Using the data beneath, show every line that includes the word "County".

[Collected data entries]
★ ★ ★ ★ ★

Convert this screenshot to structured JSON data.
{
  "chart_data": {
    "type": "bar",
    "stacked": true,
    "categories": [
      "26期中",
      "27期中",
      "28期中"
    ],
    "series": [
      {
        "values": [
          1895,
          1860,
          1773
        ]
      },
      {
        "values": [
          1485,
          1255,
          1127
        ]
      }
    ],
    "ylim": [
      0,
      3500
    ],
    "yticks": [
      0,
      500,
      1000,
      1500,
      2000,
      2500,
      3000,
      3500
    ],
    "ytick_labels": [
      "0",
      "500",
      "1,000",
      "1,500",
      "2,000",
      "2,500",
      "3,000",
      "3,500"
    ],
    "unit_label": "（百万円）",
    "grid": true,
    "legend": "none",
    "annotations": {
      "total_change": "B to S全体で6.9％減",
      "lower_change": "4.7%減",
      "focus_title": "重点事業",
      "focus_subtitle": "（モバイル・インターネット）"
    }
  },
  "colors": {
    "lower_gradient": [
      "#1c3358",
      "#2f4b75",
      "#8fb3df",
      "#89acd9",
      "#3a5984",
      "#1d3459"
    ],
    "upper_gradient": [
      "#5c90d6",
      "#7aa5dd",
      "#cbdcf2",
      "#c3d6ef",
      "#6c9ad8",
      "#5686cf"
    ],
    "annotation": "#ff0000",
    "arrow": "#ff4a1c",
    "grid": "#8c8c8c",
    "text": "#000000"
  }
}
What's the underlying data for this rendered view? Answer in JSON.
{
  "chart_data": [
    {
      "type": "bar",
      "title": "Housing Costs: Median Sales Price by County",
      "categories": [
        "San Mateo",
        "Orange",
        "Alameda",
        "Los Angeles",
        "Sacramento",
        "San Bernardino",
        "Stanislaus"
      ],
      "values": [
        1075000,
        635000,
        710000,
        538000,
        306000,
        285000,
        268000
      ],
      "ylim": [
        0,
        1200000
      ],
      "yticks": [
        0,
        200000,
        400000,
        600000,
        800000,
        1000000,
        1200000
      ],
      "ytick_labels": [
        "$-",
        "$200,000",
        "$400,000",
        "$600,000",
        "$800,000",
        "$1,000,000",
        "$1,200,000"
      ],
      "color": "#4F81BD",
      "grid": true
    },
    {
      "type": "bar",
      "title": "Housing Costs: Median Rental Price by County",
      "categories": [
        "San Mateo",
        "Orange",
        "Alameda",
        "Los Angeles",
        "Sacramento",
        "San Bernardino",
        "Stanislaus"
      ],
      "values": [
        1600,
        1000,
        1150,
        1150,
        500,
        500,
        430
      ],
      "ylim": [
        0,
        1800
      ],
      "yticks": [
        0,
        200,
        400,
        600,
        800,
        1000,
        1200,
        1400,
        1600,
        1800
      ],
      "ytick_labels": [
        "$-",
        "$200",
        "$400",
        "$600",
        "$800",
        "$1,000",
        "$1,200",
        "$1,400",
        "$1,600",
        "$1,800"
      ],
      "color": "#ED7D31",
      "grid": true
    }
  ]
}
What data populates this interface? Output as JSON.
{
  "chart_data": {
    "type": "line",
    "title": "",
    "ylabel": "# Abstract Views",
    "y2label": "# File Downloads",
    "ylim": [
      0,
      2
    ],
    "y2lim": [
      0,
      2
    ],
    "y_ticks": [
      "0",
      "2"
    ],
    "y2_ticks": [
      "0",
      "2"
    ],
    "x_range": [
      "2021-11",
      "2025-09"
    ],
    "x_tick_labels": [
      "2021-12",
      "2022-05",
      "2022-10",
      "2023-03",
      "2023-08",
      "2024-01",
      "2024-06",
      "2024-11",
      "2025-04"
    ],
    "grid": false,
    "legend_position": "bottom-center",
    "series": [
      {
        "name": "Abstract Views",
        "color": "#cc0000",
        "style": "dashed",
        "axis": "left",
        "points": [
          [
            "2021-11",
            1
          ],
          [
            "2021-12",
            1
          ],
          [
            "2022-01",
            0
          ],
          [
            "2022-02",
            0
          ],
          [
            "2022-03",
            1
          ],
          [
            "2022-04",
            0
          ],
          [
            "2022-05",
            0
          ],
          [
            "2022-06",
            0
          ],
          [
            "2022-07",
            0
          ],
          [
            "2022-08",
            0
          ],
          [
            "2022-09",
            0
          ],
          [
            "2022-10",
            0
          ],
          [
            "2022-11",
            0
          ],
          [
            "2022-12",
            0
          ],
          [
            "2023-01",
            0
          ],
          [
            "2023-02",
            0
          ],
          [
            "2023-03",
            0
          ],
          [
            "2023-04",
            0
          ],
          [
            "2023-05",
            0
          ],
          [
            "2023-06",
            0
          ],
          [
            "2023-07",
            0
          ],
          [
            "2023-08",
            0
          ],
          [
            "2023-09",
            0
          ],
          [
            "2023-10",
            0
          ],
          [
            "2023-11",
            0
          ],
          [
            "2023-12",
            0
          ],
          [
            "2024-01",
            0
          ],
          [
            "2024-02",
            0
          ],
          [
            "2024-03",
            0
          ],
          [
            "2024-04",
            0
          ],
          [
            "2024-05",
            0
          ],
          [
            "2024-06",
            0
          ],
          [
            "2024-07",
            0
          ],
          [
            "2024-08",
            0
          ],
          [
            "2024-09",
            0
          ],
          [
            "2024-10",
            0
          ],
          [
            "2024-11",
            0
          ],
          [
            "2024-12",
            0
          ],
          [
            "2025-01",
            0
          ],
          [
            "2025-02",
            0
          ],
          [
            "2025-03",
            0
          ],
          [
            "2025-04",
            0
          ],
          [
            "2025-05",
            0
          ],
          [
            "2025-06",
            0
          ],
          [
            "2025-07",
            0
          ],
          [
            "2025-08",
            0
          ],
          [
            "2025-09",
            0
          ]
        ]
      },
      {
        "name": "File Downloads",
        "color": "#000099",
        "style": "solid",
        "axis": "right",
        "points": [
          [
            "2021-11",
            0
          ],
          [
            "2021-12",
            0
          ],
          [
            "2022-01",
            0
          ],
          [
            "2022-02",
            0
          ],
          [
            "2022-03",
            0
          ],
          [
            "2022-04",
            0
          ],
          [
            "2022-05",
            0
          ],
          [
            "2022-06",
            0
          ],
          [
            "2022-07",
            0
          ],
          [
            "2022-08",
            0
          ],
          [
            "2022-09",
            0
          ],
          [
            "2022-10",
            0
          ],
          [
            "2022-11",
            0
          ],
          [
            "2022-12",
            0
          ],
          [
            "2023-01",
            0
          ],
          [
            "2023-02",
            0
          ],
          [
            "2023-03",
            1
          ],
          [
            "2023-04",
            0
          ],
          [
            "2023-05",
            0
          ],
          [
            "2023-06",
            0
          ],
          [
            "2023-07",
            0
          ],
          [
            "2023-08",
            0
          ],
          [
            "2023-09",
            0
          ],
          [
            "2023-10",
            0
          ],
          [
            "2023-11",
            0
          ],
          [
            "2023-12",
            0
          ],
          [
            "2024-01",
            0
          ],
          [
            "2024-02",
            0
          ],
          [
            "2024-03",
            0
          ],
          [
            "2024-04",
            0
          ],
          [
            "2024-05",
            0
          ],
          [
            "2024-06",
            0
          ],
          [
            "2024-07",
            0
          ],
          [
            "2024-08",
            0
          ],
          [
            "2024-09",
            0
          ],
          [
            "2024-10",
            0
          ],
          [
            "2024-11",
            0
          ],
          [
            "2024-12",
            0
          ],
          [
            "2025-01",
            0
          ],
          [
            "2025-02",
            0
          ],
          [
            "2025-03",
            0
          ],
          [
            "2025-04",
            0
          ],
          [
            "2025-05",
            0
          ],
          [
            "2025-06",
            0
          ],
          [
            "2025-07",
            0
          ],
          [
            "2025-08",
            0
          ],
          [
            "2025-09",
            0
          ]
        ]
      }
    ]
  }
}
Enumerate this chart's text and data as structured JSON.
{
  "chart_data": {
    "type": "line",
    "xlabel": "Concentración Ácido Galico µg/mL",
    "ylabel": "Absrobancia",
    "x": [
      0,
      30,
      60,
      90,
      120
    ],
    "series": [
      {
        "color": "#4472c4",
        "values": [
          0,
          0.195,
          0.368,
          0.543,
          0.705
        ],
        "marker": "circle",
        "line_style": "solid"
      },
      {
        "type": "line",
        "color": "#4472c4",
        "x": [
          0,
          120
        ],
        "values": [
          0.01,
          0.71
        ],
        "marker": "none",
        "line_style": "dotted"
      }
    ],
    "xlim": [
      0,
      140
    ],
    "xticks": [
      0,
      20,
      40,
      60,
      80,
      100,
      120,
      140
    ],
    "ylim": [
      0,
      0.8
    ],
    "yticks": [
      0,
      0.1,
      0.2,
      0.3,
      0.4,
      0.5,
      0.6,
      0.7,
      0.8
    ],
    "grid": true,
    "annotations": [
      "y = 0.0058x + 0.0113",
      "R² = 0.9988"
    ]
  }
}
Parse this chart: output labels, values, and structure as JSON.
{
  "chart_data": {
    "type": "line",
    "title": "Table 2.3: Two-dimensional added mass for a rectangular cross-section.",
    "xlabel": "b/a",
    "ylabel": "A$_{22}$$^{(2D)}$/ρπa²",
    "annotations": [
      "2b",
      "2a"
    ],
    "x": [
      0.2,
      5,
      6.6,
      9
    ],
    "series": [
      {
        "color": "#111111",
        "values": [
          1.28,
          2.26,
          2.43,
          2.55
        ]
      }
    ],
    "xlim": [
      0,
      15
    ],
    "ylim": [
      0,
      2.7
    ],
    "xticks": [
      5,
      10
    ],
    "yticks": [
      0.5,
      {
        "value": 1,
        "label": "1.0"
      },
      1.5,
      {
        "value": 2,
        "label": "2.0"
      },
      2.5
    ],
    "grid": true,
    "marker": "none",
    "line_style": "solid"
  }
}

★ ★ ★ ★ ★

REPLY:
      "title": "Housing Costs: Median Sales Price by County",
      "title": "Housing Costs: Median Rental Price by County",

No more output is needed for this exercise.